[THE TASK]: Count the lines below that contain the word "续编小诗". Give only the number.

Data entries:
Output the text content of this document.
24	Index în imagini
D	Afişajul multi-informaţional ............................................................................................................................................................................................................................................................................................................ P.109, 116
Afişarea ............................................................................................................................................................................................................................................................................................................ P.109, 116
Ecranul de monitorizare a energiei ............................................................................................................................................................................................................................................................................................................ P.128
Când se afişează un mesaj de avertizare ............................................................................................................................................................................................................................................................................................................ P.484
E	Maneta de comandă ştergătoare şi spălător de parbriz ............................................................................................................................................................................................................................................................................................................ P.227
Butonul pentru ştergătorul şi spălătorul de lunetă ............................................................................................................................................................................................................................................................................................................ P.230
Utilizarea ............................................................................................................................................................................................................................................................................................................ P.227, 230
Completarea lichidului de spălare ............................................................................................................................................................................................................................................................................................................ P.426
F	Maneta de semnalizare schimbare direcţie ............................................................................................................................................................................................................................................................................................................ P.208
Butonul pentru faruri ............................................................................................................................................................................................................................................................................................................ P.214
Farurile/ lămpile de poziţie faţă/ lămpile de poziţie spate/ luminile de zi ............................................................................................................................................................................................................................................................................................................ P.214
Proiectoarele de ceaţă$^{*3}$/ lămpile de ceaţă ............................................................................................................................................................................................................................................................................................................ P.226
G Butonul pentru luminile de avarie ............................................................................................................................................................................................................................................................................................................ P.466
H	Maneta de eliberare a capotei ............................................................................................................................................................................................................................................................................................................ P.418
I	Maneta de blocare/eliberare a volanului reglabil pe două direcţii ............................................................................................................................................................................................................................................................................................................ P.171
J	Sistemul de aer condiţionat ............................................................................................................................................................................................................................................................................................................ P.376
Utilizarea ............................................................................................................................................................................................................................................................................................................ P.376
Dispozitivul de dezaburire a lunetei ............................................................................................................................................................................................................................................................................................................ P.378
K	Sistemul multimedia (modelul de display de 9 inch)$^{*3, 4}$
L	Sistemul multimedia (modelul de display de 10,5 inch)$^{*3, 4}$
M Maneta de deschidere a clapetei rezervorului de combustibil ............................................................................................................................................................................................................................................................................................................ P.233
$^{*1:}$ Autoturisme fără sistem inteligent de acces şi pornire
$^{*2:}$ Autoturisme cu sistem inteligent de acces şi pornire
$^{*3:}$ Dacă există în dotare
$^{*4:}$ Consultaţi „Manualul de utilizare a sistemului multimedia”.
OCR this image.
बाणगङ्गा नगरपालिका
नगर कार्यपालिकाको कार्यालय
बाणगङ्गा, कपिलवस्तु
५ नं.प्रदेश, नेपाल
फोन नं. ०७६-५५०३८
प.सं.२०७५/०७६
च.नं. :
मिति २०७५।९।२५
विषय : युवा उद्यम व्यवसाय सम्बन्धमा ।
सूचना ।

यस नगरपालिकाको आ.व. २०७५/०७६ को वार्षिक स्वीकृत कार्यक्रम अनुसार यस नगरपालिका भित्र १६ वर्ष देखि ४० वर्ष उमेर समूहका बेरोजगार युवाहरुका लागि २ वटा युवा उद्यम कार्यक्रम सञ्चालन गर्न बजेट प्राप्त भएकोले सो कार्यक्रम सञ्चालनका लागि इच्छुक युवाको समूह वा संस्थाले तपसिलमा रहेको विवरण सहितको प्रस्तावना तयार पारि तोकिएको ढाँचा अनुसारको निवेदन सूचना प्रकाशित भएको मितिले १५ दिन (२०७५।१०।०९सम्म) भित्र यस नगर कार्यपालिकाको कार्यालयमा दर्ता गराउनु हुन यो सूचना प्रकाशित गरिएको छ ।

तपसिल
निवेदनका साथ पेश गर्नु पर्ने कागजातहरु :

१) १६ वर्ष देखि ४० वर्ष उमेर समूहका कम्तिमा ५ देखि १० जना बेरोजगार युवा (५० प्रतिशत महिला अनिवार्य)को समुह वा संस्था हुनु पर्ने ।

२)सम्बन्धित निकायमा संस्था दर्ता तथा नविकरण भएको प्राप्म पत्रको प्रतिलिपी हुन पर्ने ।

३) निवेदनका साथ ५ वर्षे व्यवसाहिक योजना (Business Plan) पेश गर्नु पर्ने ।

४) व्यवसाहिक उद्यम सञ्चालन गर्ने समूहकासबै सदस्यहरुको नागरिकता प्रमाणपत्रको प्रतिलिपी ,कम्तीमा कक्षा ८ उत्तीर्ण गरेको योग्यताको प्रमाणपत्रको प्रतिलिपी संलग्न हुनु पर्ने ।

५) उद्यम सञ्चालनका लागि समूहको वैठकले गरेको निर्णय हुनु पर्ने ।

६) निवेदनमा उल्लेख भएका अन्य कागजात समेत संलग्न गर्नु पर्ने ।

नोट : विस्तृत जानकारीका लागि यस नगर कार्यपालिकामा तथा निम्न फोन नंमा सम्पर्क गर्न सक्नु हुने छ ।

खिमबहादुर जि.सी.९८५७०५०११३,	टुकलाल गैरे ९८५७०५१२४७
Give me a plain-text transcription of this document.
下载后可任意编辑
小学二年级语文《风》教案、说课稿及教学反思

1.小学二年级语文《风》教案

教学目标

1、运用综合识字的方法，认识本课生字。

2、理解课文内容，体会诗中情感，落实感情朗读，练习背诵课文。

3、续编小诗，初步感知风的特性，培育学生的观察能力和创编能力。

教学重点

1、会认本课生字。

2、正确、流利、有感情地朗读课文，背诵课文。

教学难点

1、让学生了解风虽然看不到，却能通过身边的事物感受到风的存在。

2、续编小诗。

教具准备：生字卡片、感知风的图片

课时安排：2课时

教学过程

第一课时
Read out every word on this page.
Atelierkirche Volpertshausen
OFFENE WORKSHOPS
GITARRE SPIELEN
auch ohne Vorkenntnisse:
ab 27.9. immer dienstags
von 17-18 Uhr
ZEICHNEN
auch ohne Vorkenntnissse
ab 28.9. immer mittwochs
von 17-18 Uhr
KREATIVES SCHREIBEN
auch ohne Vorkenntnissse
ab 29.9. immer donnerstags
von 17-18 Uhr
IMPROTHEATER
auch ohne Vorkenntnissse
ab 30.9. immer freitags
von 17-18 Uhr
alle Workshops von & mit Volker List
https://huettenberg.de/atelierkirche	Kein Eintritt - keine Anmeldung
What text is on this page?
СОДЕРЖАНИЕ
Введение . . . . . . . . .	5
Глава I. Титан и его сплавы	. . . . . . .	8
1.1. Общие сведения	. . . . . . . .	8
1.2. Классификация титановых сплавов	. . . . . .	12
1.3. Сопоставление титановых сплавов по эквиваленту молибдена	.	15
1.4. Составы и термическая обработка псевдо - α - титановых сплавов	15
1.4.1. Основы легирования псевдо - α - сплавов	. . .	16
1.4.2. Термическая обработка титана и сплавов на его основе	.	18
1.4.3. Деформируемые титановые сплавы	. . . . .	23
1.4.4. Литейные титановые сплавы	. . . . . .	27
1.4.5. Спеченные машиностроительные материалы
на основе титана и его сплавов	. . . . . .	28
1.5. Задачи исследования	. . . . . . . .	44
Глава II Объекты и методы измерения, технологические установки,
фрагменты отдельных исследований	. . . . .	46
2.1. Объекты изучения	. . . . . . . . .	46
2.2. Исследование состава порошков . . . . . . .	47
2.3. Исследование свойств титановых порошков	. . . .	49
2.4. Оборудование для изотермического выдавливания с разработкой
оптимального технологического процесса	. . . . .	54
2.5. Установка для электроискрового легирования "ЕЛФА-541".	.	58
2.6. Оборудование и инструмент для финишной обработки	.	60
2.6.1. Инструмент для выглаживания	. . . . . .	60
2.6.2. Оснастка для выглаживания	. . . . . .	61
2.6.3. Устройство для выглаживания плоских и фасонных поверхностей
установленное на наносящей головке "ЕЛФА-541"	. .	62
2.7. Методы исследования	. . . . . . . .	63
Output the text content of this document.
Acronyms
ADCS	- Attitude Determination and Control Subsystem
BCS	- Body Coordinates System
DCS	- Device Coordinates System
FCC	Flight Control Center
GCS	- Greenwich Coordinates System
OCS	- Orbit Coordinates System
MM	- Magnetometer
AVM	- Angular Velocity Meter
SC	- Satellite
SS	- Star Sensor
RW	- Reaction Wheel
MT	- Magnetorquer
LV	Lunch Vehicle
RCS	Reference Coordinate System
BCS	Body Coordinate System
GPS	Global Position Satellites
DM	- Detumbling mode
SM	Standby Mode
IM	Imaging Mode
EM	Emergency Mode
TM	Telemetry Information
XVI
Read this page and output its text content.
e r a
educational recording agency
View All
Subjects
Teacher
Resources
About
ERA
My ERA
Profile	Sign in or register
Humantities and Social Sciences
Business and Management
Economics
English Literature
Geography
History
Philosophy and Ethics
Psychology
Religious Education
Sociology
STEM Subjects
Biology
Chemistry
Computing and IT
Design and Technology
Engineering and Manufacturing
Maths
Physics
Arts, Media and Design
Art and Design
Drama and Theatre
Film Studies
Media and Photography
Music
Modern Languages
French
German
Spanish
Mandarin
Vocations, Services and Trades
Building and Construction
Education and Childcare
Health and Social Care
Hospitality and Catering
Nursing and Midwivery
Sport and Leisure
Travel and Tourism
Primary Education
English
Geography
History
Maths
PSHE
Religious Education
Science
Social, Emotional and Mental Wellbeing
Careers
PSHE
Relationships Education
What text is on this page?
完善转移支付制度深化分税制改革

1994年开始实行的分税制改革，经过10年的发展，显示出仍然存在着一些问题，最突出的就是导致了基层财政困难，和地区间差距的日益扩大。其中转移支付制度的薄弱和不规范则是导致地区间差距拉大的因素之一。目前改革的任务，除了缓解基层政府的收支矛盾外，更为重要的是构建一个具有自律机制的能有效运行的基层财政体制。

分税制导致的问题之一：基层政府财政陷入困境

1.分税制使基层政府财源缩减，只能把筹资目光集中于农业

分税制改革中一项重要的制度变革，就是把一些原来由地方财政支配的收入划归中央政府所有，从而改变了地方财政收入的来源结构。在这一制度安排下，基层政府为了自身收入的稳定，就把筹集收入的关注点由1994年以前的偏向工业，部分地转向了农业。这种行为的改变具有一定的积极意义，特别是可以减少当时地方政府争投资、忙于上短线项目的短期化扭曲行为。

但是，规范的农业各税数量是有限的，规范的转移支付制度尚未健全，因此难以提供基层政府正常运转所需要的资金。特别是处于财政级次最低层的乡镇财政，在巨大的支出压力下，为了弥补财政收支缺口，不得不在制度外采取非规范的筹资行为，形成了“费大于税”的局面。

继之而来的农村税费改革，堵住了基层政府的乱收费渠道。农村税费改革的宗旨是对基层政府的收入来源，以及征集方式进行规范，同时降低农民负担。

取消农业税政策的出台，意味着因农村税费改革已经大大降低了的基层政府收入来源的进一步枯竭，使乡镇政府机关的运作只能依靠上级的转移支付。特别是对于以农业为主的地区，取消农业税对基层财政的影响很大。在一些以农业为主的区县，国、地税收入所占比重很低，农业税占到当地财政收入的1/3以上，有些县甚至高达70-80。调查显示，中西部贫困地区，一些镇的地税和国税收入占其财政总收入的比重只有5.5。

[SOLUTION TO THIS EXERCISE]: 2